Work required:
Copy out all lines that carry the word "triangle".

□ □ □ □ □ □ □

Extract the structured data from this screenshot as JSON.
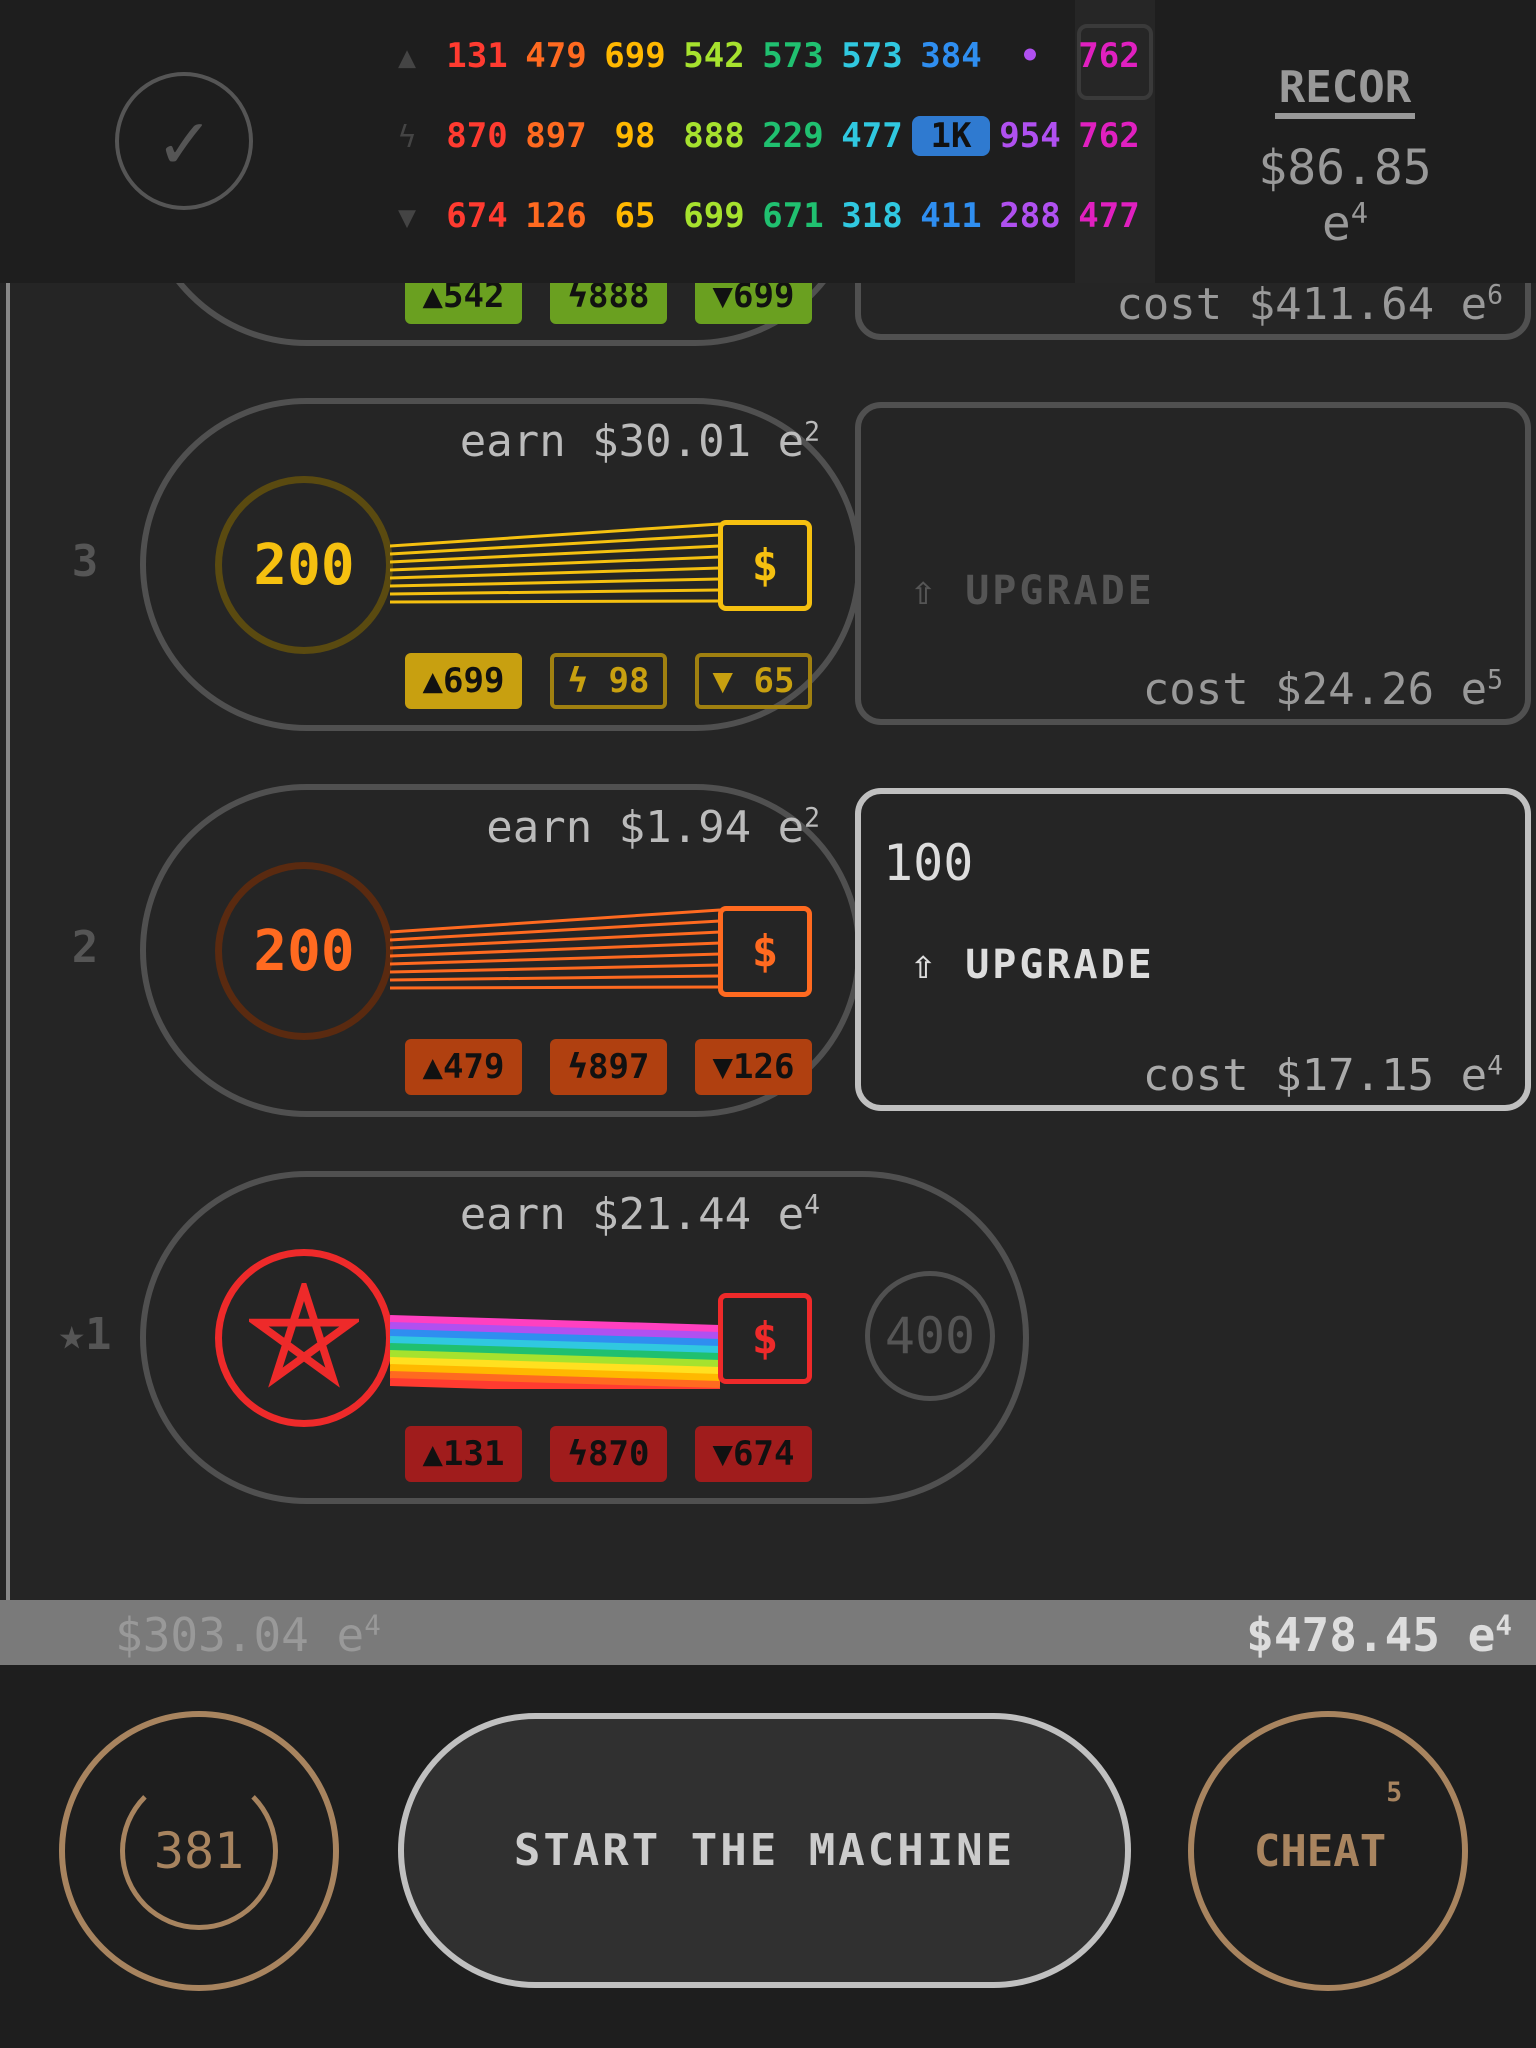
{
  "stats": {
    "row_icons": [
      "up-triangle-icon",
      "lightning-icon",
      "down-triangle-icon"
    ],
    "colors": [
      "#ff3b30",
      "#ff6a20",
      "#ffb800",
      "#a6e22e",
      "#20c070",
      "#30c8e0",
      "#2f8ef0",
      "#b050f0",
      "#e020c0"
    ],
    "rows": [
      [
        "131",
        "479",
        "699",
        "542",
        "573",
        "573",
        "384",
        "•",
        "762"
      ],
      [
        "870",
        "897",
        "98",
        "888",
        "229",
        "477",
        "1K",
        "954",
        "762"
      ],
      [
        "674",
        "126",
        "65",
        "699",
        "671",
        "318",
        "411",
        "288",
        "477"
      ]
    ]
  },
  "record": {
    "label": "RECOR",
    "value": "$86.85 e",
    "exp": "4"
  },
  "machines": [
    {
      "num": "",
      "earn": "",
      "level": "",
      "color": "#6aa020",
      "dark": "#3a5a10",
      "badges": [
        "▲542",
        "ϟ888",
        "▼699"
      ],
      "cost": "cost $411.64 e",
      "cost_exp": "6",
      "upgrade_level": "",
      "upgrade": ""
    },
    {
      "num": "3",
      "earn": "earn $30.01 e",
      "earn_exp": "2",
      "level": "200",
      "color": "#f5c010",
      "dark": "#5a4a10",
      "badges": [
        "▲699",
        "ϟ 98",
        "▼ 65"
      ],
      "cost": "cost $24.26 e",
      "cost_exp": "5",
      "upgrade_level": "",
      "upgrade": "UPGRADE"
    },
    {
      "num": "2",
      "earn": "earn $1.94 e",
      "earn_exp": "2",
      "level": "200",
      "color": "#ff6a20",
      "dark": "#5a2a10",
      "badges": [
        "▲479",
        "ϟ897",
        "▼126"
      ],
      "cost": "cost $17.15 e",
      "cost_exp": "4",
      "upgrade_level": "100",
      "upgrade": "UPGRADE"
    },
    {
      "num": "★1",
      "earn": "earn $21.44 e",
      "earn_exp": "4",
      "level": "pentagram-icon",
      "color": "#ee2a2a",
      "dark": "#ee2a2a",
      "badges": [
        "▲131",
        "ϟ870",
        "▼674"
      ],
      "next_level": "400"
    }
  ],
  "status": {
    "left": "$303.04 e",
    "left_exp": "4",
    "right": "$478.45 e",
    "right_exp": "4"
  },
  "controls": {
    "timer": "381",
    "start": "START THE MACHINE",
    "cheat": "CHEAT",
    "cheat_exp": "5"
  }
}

□ □ □ □ □ □ □

Solution for this problem:
      "up-triangle-icon",
      "down-triangle-icon"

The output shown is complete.